STATED GOAL :: Check each line of the records below for the word "Growth" and copy those where it appears.

>> begin GIVEN RECORDS

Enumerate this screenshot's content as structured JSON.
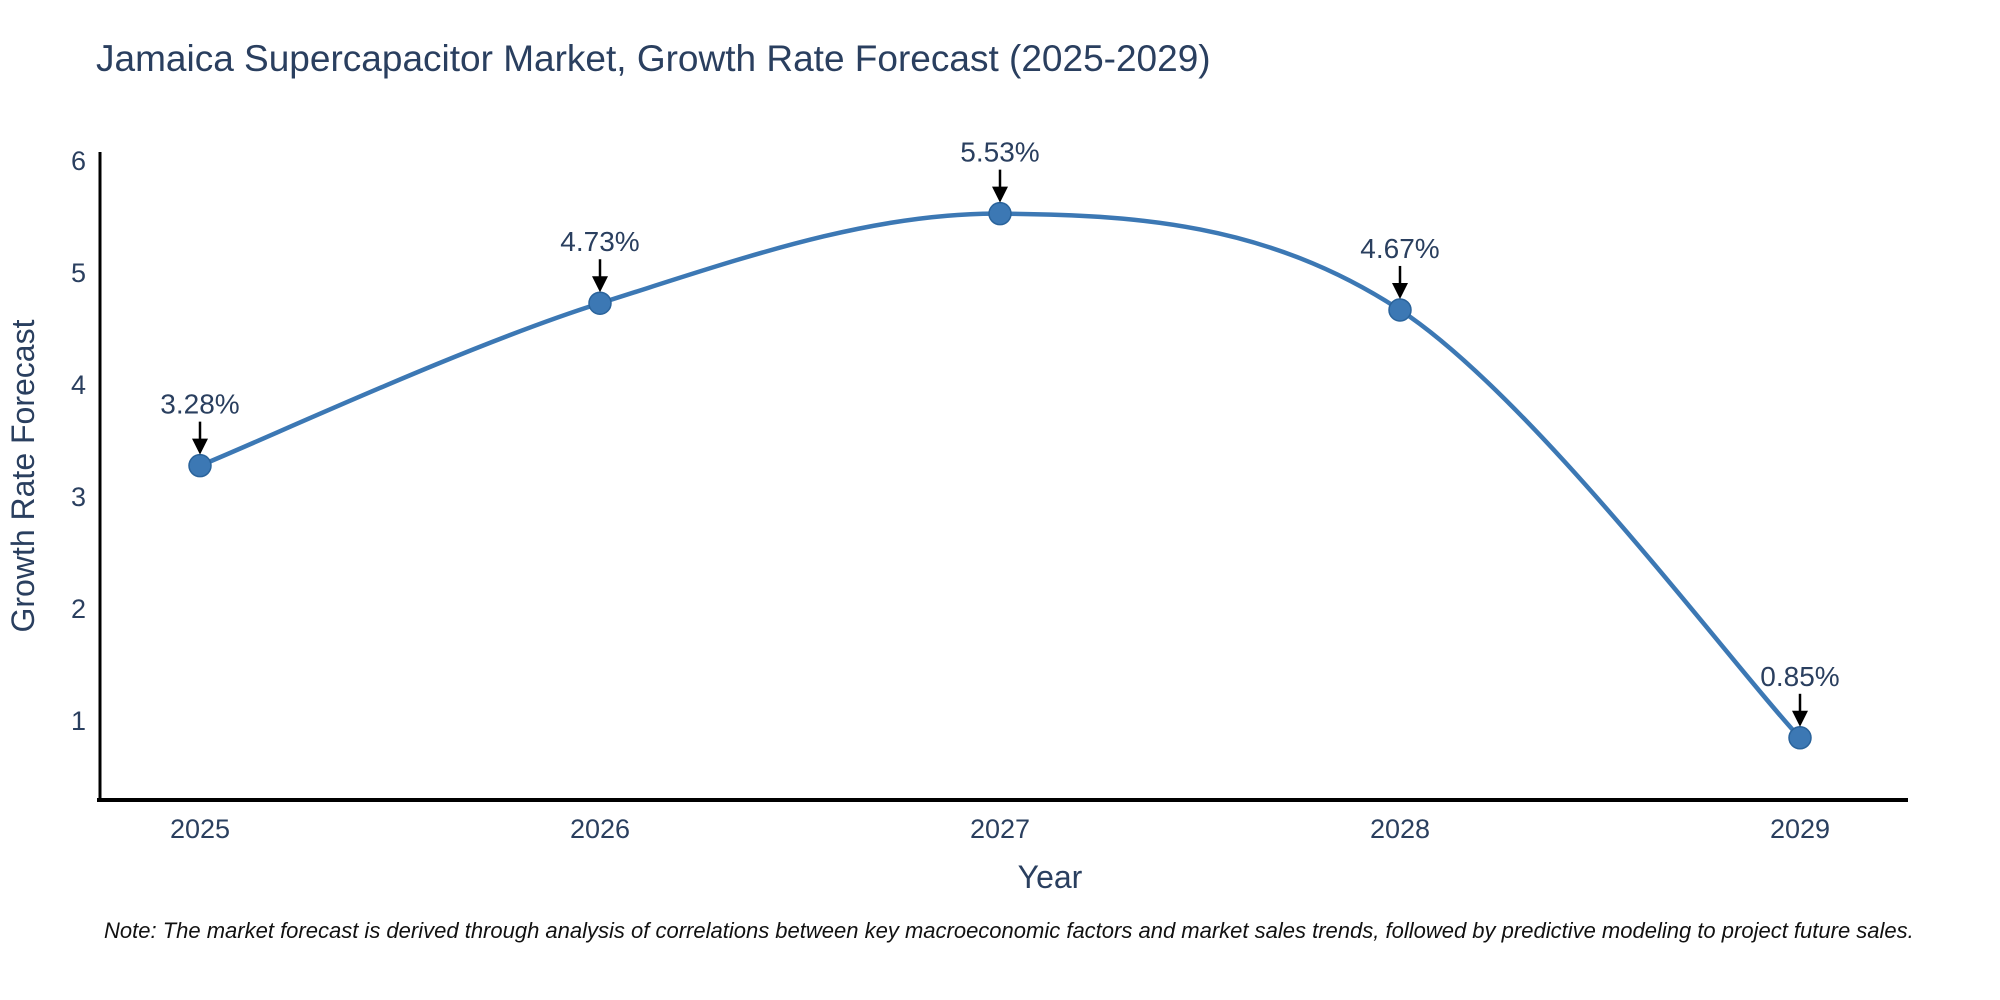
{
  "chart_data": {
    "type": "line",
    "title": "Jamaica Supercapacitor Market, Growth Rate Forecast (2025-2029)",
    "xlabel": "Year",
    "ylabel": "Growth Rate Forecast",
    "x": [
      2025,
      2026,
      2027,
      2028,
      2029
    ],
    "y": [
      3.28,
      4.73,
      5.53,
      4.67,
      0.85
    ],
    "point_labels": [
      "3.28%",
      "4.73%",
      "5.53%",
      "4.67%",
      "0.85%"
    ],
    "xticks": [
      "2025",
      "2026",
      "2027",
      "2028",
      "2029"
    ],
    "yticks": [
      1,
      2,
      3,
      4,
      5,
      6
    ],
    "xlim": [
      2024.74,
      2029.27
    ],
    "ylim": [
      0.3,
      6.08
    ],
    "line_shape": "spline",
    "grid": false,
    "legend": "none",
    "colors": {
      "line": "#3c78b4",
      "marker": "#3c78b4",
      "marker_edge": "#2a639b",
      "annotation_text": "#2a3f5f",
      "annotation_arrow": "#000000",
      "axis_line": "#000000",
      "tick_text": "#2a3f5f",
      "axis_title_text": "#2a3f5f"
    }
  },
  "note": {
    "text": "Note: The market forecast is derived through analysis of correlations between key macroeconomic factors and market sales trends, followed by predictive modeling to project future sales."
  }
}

>> end GIVEN RECORDS

SOLUTION ::
    "title": "Jamaica Supercapacitor Market, Growth Rate Forecast (2025-2029)",
    "ylabel": "Growth Rate Forecast",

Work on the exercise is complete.